*Raw data:*
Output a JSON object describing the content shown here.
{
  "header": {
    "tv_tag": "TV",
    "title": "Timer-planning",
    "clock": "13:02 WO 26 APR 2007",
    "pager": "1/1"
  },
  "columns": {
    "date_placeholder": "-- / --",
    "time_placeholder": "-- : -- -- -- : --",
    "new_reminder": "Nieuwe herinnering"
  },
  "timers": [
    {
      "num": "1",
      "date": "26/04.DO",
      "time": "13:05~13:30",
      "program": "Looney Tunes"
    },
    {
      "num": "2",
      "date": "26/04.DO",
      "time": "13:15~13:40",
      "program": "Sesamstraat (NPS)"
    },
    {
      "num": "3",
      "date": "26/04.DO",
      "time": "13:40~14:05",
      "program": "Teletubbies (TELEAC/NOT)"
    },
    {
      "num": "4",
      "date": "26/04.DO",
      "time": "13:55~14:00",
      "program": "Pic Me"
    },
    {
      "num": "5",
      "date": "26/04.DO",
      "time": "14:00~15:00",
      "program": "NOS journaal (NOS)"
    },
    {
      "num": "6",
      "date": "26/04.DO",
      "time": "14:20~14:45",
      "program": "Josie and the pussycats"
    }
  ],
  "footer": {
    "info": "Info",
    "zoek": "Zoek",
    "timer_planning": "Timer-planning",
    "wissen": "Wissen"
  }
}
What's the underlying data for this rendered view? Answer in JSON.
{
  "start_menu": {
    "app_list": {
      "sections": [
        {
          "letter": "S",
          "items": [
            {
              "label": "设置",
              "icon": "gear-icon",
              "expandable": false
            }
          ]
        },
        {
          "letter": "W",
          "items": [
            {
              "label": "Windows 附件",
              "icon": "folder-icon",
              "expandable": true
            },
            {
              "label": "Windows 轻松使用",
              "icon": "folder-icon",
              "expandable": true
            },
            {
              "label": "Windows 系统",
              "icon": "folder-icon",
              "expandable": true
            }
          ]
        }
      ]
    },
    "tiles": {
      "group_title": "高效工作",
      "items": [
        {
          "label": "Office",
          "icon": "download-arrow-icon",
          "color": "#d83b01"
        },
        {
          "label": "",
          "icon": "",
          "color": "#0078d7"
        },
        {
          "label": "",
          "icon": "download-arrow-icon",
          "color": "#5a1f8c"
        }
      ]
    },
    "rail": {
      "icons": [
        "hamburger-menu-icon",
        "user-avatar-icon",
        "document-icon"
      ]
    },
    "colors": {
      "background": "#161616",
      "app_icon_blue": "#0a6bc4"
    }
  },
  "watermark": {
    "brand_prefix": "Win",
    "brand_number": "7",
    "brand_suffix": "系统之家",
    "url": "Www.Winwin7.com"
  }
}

*Required task:* Each line above must be reproduced exactly as it stands.

*Result for this exercise:*
Output a JSON object describing the content shown here.
{
  "header": {
    "tv_tag": "TV",
    "title": "Timer-planning",
    "clock": "13:02 WO 26 APR 2007",
    "pager": "1/1"
  },
  "columns": {
    "date_placeholder": "-- / --",
    "time_placeholder": "-- : -- -- -- : --",
    "new_reminder": "Nieuwe herinnering"
  },
  "timers": [
    {
      "num": "1",
      "date": "26/04.DO",
      "time": "13:05~13:30",
      "program": "Looney Tunes"
    },
    {
      "num": "2",
      "date": "26/04.DO",
      "time": "13:15~13:40",
      "program": "Sesamstraat (NPS)"
    },
    {
      "num": "3",
      "date": "26/04.DO",
      "time": "13:40~14:05",
      "program": "Teletubbies (TELEAC/NOT)"
    },
    {
      "num": "4",
      "date": "26/04.DO",
      "time": "13:55~14:00",
      "program": "Pic Me"
    },
    {
      "num": "5",
      "date": "26/04.DO",
      "time": "14:00~15:00",
      "program": "NOS journaal (NOS)"
    },
    {
      "num": "6",
      "date": "26/04.DO",
      "time": "14:20~14:45",
      "program": "Josie and the pussycats"
    }
  ],
  "footer": {
    "info": "Info",
    "zoek": "Zoek",
    "timer_planning": "Timer-planning",
    "wissen": "Wissen"
  }
}
What's the underlying data for this rendered view? Answer in JSON.
{
  "start_menu": {
    "app_list": {
      "sections": [
        {
          "letter": "S",
          "items": [
            {
              "label": "设置",
              "icon": "gear-icon",
              "expandable": false
            }
          ]
        },
        {
          "letter": "W",
          "items": [
            {
              "label": "Windows 附件",
              "icon": "folder-icon",
              "expandable": true
            },
            {
              "label": "Windows 轻松使用",
              "icon": "folder-icon",
              "expandable": true
            },
            {
              "label": "Windows 系统",
              "icon": "folder-icon",
              "expandable": true
            }
          ]
        }
      ]
    },
    "tiles": {
      "group_title": "高效工作",
      "items": [
        {
          "label": "Office",
          "icon": "download-arrow-icon",
          "color": "#d83b01"
        },
        {
          "label": "",
          "icon": "",
          "color": "#0078d7"
        },
        {
          "label": "",
          "icon": "download-arrow-icon",
          "color": "#5a1f8c"
        }
      ]
    },
    "rail": {
      "icons": [
        "hamburger-menu-icon",
        "user-avatar-icon",
        "document-icon"
      ]
    },
    "colors": {
      "background": "#161616",
      "app_icon_blue": "#0a6bc4"
    }
  },
  "watermark": {
    "brand_prefix": "Win",
    "brand_number": "7",
    "brand_suffix": "系统之家",
    "url": "Www.Winwin7.com"
  }
}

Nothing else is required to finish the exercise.